What is being asked: Every entry must be echoed exactly.

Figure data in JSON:
★ ★ ★ ★
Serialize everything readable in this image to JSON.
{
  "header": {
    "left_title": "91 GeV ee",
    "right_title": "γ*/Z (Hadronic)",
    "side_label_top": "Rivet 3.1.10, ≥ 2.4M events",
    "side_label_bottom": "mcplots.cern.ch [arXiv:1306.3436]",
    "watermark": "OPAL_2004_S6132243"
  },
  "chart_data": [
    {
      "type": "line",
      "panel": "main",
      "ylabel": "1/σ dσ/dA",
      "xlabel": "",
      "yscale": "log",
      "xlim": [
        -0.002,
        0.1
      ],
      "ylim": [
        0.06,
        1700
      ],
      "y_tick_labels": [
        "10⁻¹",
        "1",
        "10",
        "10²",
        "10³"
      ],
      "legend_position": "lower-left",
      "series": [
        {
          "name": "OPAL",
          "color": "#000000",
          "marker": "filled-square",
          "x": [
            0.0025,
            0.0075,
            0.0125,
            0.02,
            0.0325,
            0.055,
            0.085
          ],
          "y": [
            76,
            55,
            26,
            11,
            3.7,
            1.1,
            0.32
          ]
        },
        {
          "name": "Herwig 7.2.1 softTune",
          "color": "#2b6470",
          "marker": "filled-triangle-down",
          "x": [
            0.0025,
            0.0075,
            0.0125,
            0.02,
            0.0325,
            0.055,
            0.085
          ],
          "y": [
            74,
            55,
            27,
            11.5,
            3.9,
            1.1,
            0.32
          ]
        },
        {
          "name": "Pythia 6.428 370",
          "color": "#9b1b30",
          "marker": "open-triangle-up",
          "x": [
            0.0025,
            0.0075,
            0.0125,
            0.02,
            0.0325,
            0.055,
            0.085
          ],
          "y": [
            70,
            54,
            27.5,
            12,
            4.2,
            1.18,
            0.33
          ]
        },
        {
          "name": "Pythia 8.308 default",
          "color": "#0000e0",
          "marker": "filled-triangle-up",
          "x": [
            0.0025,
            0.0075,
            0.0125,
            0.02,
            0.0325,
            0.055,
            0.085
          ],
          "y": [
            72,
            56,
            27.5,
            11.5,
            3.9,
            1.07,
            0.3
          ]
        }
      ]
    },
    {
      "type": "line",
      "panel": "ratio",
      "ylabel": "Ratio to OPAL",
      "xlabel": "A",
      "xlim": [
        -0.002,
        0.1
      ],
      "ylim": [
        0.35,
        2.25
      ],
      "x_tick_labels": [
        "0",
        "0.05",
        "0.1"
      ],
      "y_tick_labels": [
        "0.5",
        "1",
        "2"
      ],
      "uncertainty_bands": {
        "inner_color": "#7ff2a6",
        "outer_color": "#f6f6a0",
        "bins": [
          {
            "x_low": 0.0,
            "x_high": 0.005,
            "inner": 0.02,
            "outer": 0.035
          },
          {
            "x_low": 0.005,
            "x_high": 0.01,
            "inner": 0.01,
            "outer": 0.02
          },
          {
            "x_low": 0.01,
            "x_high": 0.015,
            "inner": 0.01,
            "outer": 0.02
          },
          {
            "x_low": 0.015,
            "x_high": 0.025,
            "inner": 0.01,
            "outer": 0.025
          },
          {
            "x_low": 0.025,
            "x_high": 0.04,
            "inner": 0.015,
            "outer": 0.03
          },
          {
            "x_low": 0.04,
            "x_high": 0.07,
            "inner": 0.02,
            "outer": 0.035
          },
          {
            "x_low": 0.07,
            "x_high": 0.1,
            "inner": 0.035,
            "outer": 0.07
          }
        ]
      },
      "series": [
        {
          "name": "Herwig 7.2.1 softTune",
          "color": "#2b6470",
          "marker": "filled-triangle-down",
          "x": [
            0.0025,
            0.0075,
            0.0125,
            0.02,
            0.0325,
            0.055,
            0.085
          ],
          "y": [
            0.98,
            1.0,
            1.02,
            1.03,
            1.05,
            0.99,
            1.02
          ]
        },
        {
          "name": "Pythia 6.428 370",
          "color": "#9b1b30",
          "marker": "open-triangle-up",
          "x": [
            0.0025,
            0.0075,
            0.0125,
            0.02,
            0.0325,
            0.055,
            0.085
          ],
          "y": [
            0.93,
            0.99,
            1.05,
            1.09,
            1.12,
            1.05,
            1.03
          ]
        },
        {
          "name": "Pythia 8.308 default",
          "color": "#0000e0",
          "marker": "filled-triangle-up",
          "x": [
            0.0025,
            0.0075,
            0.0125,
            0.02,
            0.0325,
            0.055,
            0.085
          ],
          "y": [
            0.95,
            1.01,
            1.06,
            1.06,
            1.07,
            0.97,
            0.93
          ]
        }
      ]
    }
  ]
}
★ ★ ★ ★
Response to this exercise:
Serialize everything readable in this image to JSON.
{
  "header": {
    "left_title": "91 GeV ee",
    "right_title": "γ*/Z (Hadronic)",
    "side_label_top": "Rivet 3.1.10, ≥ 2.4M events",
    "side_label_bottom": "mcplots.cern.ch [arXiv:1306.3436]",
    "watermark": "OPAL_2004_S6132243"
  },
  "chart_data": [
    {
      "type": "line",
      "panel": "main",
      "ylabel": "1/σ dσ/dA",
      "xlabel": "",
      "yscale": "log",
      "xlim": [
        -0.002,
        0.1
      ],
      "ylim": [
        0.06,
        1700
      ],
      "y_tick_labels": [
        "10⁻¹",
        "1",
        "10",
        "10²",
        "10³"
      ],
      "legend_position": "lower-left",
      "series": [
        {
          "name": "OPAL",
          "color": "#000000",
          "marker": "filled-square",
          "x": [
            0.0025,
            0.0075,
            0.0125,
            0.02,
            0.0325,
            0.055,
            0.085
          ],
          "y": [
            76,
            55,
            26,
            11,
            3.7,
            1.1,
            0.32
          ]
        },
        {
          "name": "Herwig 7.2.1 softTune",
          "color": "#2b6470",
          "marker": "filled-triangle-down",
          "x": [
            0.0025,
            0.0075,
            0.0125,
            0.02,
            0.0325,
            0.055,
            0.085
          ],
          "y": [
            74,
            55,
            27,
            11.5,
            3.9,
            1.1,
            0.32
          ]
        },
        {
          "name": "Pythia 6.428 370",
          "color": "#9b1b30",
          "marker": "open-triangle-up",
          "x": [
            0.0025,
            0.0075,
            0.0125,
            0.02,
            0.0325,
            0.055,
            0.085
          ],
          "y": [
            70,
            54,
            27.5,
            12,
            4.2,
            1.18,
            0.33
          ]
        },
        {
          "name": "Pythia 8.308 default",
          "color": "#0000e0",
          "marker": "filled-triangle-up",
          "x": [
            0.0025,
            0.0075,
            0.0125,
            0.02,
            0.0325,
            0.055,
            0.085
          ],
          "y": [
            72,
            56,
            27.5,
            11.5,
            3.9,
            1.07,
            0.3
          ]
        }
      ]
    },
    {
      "type": "line",
      "panel": "ratio",
      "ylabel": "Ratio to OPAL",
      "xlabel": "A",
      "xlim": [
        -0.002,
        0.1
      ],
      "ylim": [
        0.35,
        2.25
      ],
      "x_tick_labels": [
        "0",
        "0.05",
        "0.1"
      ],
      "y_tick_labels": [
        "0.5",
        "1",
        "2"
      ],
      "uncertainty_bands": {
        "inner_color": "#7ff2a6",
        "outer_color": "#f6f6a0",
        "bins": [
          {
            "x_low": 0.0,
            "x_high": 0.005,
            "inner": 0.02,
            "outer": 0.035
          },
          {
            "x_low": 0.005,
            "x_high": 0.01,
            "inner": 0.01,
            "outer": 0.02
          },
          {
            "x_low": 0.01,
            "x_high": 0.015,
            "inner": 0.01,
            "outer": 0.02
          },
          {
            "x_low": 0.015,
            "x_high": 0.025,
            "inner": 0.01,
            "outer": 0.025
          },
          {
            "x_low": 0.025,
            "x_high": 0.04,
            "inner": 0.015,
            "outer": 0.03
          },
          {
            "x_low": 0.04,
            "x_high": 0.07,
            "inner": 0.02,
            "outer": 0.035
          },
          {
            "x_low": 0.07,
            "x_high": 0.1,
            "inner": 0.035,
            "outer": 0.07
          }
        ]
      },
      "series": [
        {
          "name": "Herwig 7.2.1 softTune",
          "color": "#2b6470",
          "marker": "filled-triangle-down",
          "x": [
            0.0025,
            0.0075,
            0.0125,
            0.02,
            0.0325,
            0.055,
            0.085
          ],
          "y": [
            0.98,
            1.0,
            1.02,
            1.03,
            1.05,
            0.99,
            1.02
          ]
        },
        {
          "name": "Pythia 6.428 370",
          "color": "#9b1b30",
          "marker": "open-triangle-up",
          "x": [
            0.0025,
            0.0075,
            0.0125,
            0.02,
            0.0325,
            0.055,
            0.085
          ],
          "y": [
            0.93,
            0.99,
            1.05,
            1.09,
            1.12,
            1.05,
            1.03
          ]
        },
        {
          "name": "Pythia 8.308 default",
          "color": "#0000e0",
          "marker": "filled-triangle-up",
          "x": [
            0.0025,
            0.0075,
            0.0125,
            0.02,
            0.0325,
            0.055,
            0.085
          ],
          "y": [
            0.95,
            1.01,
            1.06,
            1.06,
            1.07,
            0.97,
            0.93
          ]
        }
      ]
    }
  ]
}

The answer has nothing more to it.